WHAT TO PRODUCE —
Repeat the data below word for word, keeping every line in its original order.

##### SUPPLIED MATERIAL

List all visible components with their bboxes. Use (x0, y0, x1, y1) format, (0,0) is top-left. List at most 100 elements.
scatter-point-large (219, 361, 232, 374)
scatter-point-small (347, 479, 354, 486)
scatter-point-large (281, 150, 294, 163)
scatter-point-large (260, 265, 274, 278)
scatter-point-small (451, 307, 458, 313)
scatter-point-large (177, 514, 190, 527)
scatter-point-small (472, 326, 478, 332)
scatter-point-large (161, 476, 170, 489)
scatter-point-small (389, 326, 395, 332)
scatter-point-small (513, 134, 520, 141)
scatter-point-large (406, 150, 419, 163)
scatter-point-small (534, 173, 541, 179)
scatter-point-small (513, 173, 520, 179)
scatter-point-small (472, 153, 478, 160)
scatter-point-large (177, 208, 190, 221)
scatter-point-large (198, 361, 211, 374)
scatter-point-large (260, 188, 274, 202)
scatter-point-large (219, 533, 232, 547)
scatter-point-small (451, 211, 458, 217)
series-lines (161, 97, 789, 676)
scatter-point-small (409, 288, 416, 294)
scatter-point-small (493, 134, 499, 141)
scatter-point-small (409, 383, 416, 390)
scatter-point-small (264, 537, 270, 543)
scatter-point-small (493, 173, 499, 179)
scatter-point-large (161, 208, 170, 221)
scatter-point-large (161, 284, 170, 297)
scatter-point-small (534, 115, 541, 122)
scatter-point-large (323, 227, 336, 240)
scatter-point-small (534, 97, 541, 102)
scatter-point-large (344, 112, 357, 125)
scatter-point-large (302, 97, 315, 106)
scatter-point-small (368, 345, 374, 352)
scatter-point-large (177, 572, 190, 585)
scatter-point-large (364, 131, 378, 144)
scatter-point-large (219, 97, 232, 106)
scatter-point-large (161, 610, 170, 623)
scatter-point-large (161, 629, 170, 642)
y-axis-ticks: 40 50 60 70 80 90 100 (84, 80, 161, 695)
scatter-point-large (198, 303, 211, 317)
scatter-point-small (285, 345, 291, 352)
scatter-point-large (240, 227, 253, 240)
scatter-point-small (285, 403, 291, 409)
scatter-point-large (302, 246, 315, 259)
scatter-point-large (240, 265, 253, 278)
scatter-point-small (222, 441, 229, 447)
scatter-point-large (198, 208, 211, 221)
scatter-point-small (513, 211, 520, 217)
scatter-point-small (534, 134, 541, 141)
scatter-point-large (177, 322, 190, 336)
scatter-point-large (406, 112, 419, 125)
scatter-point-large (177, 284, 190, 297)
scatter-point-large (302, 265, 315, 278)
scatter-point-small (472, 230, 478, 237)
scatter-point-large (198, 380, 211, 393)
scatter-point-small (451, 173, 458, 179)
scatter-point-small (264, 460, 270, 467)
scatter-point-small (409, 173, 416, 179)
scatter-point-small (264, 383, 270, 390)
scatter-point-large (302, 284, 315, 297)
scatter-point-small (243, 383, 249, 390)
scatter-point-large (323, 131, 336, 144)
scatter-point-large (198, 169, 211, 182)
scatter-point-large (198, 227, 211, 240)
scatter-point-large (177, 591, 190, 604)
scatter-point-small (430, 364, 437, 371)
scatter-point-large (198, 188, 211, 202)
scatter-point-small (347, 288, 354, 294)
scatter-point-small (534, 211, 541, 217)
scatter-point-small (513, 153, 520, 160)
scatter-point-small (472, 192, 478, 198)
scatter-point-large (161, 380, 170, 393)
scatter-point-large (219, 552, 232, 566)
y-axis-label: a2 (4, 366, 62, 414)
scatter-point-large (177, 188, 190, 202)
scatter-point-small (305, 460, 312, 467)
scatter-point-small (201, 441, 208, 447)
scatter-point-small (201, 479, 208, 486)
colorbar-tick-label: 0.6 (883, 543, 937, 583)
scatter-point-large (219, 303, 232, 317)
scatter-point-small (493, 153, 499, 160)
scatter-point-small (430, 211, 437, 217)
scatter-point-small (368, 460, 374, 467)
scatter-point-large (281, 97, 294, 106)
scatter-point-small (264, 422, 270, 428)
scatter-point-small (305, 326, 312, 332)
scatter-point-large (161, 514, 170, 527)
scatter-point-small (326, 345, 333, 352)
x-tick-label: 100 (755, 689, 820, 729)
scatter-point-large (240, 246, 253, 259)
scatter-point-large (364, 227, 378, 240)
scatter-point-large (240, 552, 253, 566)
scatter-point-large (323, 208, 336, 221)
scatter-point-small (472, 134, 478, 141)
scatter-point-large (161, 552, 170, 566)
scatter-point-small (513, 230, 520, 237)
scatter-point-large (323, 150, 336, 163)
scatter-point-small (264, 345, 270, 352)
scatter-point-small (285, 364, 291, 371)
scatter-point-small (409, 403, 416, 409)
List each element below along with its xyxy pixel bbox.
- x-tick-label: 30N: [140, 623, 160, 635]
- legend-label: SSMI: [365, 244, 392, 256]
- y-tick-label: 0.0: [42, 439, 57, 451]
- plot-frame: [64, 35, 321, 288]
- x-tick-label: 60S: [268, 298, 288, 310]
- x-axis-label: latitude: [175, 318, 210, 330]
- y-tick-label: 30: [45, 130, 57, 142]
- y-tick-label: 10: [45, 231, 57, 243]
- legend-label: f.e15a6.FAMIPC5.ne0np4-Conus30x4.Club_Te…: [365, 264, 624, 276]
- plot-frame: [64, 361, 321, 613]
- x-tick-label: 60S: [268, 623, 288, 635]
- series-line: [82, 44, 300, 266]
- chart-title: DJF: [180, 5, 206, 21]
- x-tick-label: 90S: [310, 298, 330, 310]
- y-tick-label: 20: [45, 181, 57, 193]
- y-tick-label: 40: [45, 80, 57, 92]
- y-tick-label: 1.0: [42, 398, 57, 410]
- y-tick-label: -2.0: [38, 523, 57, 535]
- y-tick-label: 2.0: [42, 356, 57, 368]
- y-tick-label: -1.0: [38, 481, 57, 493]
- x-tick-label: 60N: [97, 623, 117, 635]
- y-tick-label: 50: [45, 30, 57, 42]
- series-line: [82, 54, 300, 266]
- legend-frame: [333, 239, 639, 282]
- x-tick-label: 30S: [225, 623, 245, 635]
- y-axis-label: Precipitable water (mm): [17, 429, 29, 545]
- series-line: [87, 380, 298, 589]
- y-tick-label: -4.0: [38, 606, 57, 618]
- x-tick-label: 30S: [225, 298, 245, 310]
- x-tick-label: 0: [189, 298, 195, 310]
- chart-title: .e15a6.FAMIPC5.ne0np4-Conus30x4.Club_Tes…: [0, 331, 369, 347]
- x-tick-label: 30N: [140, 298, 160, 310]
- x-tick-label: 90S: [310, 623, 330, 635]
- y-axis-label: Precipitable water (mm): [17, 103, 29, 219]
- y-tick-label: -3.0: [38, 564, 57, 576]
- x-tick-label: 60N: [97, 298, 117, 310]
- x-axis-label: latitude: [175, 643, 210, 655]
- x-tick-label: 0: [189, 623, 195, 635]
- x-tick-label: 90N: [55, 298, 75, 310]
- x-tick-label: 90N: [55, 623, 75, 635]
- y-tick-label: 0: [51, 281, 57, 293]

##########

THE OUTPUT —
List all visible components with their bboxes. Use (x0, y0, x1, y1) format, (0,0) is top-left. List at most 100 elements.
scatter-point-large (219, 361, 232, 374)
scatter-point-small (347, 479, 354, 486)
scatter-point-large (281, 150, 294, 163)
scatter-point-large (260, 265, 274, 278)
scatter-point-small (451, 307, 458, 313)
scatter-point-large (177, 514, 190, 527)
scatter-point-small (472, 326, 478, 332)
scatter-point-large (161, 476, 170, 489)
scatter-point-small (389, 326, 395, 332)
scatter-point-small (513, 134, 520, 141)
scatter-point-large (406, 150, 419, 163)
scatter-point-small (534, 173, 541, 179)
scatter-point-small (513, 173, 520, 179)
scatter-point-small (472, 153, 478, 160)
scatter-point-large (177, 208, 190, 221)
scatter-point-large (198, 361, 211, 374)
scatter-point-large (260, 188, 274, 202)
scatter-point-large (219, 533, 232, 547)
scatter-point-small (451, 211, 458, 217)
series-lines (161, 97, 789, 676)
scatter-point-small (409, 288, 416, 294)
scatter-point-small (493, 134, 499, 141)
scatter-point-small (409, 383, 416, 390)
scatter-point-small (264, 537, 270, 543)
scatter-point-small (493, 173, 499, 179)
scatter-point-large (161, 208, 170, 221)
scatter-point-large (161, 284, 170, 297)
scatter-point-small (534, 115, 541, 122)
scatter-point-large (323, 227, 336, 240)
scatter-point-small (534, 97, 541, 102)
scatter-point-large (344, 112, 357, 125)
scatter-point-large (302, 97, 315, 106)
scatter-point-small (368, 345, 374, 352)
scatter-point-large (177, 572, 190, 585)
scatter-point-large (364, 131, 378, 144)
scatter-point-large (219, 97, 232, 106)
scatter-point-large (161, 610, 170, 623)
scatter-point-large (161, 629, 170, 642)
y-axis-ticks: 40 50 60 70 80 90 100 (84, 80, 161, 695)
scatter-point-large (198, 303, 211, 317)
scatter-point-small (285, 345, 291, 352)
scatter-point-large (240, 227, 253, 240)
scatter-point-small (285, 403, 291, 409)
scatter-point-large (302, 246, 315, 259)
scatter-point-large (240, 265, 253, 278)
scatter-point-small (222, 441, 229, 447)
scatter-point-large (198, 208, 211, 221)
scatter-point-small (513, 211, 520, 217)
scatter-point-small (534, 134, 541, 141)
scatter-point-large (177, 322, 190, 336)
scatter-point-large (406, 112, 419, 125)
scatter-point-large (177, 284, 190, 297)
scatter-point-large (302, 265, 315, 278)
scatter-point-small (472, 230, 478, 237)
scatter-point-large (198, 380, 211, 393)
scatter-point-small (451, 173, 458, 179)
scatter-point-small (264, 460, 270, 467)
scatter-point-small (409, 173, 416, 179)
scatter-point-small (264, 383, 270, 390)
scatter-point-large (302, 284, 315, 297)
scatter-point-small (243, 383, 249, 390)
scatter-point-large (323, 131, 336, 144)
scatter-point-large (198, 169, 211, 182)
scatter-point-large (198, 227, 211, 240)
scatter-point-large (177, 591, 190, 604)
scatter-point-small (430, 364, 437, 371)
scatter-point-large (198, 188, 211, 202)
scatter-point-small (347, 288, 354, 294)
scatter-point-small (534, 211, 541, 217)
scatter-point-small (513, 153, 520, 160)
scatter-point-small (472, 192, 478, 198)
scatter-point-large (161, 380, 170, 393)
scatter-point-large (219, 552, 232, 566)
y-axis-label: a2 (4, 366, 62, 414)
scatter-point-large (177, 188, 190, 202)
scatter-point-small (305, 460, 312, 467)
scatter-point-small (201, 441, 208, 447)
scatter-point-small (201, 479, 208, 486)
colorbar-tick-label: 0.6 (883, 543, 937, 583)
scatter-point-large (219, 303, 232, 317)
scatter-point-small (493, 153, 499, 160)
scatter-point-small (430, 211, 437, 217)
scatter-point-small (368, 460, 374, 467)
scatter-point-large (281, 97, 294, 106)
scatter-point-small (264, 422, 270, 428)
scatter-point-small (305, 326, 312, 332)
scatter-point-large (161, 514, 170, 527)
scatter-point-small (326, 345, 333, 352)
x-tick-label: 100 (755, 689, 820, 729)
scatter-point-large (240, 246, 253, 259)
scatter-point-large (364, 227, 378, 240)
scatter-point-large (240, 552, 253, 566)
scatter-point-large (323, 208, 336, 221)
scatter-point-small (472, 134, 478, 141)
scatter-point-large (161, 552, 170, 566)
scatter-point-small (513, 230, 520, 237)
scatter-point-large (323, 150, 336, 163)
scatter-point-small (264, 345, 270, 352)
scatter-point-small (285, 364, 291, 371)
scatter-point-small (409, 403, 416, 409)
List each element below along with its xyxy pixel bbox.
- x-tick-label: 30N: [140, 623, 160, 635]
- legend-label: SSMI: [365, 244, 392, 256]
- y-tick-label: 0.0: [42, 439, 57, 451]
- plot-frame: [64, 35, 321, 288]
- x-tick-label: 60S: [268, 298, 288, 310]
- x-axis-label: latitude: [175, 318, 210, 330]
- y-tick-label: 30: [45, 130, 57, 142]
- y-tick-label: 10: [45, 231, 57, 243]
- legend-label: f.e15a6.FAMIPC5.ne0np4-Conus30x4.Club_Te…: [365, 264, 624, 276]
- plot-frame: [64, 361, 321, 613]
- x-tick-label: 60S: [268, 623, 288, 635]
- series-line: [82, 44, 300, 266]
- chart-title: DJF: [180, 5, 206, 21]
- x-tick-label: 90S: [310, 298, 330, 310]
- y-tick-label: 20: [45, 181, 57, 193]
- y-tick-label: 40: [45, 80, 57, 92]
- y-tick-label: 1.0: [42, 398, 57, 410]
- y-tick-label: -2.0: [38, 523, 57, 535]
- y-tick-label: 2.0: [42, 356, 57, 368]
- y-tick-label: -1.0: [38, 481, 57, 493]
- x-tick-label: 60N: [97, 623, 117, 635]
- y-tick-label: 50: [45, 30, 57, 42]
- series-line: [82, 54, 300, 266]
- legend-frame: [333, 239, 639, 282]
- x-tick-label: 30S: [225, 623, 245, 635]
- y-axis-label: Precipitable water (mm): [17, 429, 29, 545]
- series-line: [87, 380, 298, 589]
- y-tick-label: -4.0: [38, 606, 57, 618]
- x-tick-label: 30S: [225, 298, 245, 310]
- x-tick-label: 0: [189, 298, 195, 310]
- chart-title: .e15a6.FAMIPC5.ne0np4-Conus30x4.Club_Tes…: [0, 331, 369, 347]
- x-tick-label: 30N: [140, 298, 160, 310]
- x-tick-label: 90S: [310, 623, 330, 635]
- y-axis-label: Precipitable water (mm): [17, 103, 29, 219]
- y-tick-label: -3.0: [38, 564, 57, 576]
- x-tick-label: 60N: [97, 298, 117, 310]
- x-axis-label: latitude: [175, 643, 210, 655]
- x-tick-label: 0: [189, 623, 195, 635]
- x-tick-label: 90N: [55, 298, 75, 310]
- x-tick-label: 90N: [55, 623, 75, 635]
- y-tick-label: 0: [51, 281, 57, 293]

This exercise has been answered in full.